BEGIN Material for this task
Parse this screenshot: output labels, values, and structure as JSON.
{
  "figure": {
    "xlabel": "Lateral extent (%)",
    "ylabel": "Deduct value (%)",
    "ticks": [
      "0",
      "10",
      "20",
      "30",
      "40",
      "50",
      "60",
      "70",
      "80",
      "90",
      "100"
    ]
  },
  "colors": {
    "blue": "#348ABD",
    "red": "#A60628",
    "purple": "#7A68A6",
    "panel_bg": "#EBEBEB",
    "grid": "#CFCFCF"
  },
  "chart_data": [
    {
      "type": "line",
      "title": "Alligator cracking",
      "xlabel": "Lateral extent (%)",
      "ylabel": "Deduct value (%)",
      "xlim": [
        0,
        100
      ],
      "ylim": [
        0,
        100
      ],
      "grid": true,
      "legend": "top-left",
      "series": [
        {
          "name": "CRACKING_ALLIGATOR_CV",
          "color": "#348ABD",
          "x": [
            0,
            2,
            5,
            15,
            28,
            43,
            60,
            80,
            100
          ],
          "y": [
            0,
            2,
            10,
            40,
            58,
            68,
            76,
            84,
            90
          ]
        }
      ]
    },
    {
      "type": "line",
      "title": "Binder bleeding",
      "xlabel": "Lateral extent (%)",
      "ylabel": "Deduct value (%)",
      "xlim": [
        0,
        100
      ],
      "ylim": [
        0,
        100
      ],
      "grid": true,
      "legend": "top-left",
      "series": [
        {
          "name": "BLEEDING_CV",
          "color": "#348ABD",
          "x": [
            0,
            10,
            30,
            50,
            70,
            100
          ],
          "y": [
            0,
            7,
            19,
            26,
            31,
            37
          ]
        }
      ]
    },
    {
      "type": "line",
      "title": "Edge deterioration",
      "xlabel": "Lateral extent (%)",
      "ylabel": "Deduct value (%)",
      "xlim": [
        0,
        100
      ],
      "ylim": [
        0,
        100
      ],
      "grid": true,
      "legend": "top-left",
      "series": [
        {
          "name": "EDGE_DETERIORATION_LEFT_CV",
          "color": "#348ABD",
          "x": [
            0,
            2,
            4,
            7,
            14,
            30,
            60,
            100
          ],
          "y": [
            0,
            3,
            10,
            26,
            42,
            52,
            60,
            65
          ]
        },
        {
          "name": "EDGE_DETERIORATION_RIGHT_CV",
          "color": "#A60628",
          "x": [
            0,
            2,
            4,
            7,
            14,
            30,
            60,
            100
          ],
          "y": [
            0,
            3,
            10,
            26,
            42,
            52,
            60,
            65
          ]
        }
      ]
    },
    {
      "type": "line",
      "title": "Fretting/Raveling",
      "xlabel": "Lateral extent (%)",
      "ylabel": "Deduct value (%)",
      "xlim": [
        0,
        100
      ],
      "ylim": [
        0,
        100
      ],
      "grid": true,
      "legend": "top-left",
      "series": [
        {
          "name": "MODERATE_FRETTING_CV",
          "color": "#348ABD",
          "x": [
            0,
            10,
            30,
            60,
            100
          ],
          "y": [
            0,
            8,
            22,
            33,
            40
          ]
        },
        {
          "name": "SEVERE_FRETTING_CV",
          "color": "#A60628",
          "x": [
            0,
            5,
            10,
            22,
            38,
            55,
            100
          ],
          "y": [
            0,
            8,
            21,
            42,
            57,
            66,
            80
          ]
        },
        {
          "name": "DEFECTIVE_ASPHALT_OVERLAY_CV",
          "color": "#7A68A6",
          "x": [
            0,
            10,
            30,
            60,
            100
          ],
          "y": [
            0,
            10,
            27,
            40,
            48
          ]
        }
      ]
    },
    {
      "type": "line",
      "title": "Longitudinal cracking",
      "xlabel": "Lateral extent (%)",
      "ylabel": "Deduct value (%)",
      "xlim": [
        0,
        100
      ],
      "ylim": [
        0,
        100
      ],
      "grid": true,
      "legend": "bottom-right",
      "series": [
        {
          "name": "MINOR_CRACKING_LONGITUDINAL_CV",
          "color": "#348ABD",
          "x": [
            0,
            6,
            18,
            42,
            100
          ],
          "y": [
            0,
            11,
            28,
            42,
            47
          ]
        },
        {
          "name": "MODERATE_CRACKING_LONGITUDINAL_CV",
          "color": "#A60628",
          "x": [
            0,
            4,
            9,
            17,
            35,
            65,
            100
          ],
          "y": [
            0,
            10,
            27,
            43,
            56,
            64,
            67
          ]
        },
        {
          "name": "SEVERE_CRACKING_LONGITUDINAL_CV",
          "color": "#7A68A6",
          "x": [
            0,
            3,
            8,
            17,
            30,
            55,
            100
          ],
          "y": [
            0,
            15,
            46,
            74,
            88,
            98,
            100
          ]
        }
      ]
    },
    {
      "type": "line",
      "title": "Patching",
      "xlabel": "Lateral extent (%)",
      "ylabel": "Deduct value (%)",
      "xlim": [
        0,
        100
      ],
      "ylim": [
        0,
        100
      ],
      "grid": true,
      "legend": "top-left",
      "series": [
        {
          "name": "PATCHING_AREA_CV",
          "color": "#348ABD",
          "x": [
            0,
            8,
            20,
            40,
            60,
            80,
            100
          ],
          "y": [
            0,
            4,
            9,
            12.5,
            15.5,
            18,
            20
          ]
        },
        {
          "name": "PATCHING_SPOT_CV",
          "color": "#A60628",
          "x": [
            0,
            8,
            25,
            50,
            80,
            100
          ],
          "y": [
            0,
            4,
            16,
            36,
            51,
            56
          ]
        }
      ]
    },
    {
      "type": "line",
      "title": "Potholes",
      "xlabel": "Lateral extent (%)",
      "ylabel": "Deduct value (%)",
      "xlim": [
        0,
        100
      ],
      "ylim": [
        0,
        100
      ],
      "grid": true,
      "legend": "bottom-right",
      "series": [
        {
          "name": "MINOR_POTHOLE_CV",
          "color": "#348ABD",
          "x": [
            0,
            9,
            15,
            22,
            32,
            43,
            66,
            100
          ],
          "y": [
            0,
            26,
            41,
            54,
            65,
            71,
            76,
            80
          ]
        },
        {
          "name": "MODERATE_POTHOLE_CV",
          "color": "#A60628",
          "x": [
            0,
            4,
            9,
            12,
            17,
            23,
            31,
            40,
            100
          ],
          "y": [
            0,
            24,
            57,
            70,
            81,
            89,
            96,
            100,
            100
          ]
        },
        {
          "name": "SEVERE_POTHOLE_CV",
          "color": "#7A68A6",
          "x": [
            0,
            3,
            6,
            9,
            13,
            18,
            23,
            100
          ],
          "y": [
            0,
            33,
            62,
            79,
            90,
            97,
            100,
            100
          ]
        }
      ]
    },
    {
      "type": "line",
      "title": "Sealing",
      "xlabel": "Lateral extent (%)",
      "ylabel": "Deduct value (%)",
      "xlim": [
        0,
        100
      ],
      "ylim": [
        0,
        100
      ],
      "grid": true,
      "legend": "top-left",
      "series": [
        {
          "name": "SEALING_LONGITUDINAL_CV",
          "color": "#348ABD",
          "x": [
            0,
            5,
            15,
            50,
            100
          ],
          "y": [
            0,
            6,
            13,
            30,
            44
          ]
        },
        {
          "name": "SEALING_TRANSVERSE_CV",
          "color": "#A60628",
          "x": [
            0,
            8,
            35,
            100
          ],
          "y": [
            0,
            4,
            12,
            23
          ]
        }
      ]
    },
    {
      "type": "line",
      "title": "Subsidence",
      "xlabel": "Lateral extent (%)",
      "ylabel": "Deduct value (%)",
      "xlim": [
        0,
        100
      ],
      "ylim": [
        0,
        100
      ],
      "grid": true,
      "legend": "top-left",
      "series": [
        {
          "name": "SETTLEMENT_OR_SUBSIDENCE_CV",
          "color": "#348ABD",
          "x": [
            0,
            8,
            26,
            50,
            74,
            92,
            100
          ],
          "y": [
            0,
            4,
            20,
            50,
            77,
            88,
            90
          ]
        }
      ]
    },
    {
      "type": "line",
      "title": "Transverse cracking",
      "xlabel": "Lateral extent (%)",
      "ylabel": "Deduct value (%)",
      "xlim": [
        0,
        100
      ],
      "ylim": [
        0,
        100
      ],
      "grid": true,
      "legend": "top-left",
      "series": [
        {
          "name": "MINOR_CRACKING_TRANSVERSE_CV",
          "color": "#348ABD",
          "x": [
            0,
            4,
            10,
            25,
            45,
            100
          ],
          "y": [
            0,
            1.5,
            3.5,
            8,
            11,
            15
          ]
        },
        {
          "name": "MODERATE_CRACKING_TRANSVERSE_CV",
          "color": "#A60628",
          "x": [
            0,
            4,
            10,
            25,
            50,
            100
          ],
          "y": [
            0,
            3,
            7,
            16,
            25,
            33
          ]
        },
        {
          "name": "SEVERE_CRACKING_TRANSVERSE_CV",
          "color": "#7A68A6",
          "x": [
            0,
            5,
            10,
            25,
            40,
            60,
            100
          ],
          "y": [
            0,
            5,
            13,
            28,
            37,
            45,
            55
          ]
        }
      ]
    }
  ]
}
END Material for this task
**Written problem**
Return every line above that contains the word "title".

**Complete answer**
      "title": "Alligator cracking",
      "title": "Binder bleeding",
      "title": "Edge deterioration",
      "title": "Fretting/Raveling",
      "title": "Longitudinal cracking",
      "title": "Patching",
      "title": "Potholes",
      "title": "Sealing",
      "title": "Subsidence",
      "title": "Transverse cracking",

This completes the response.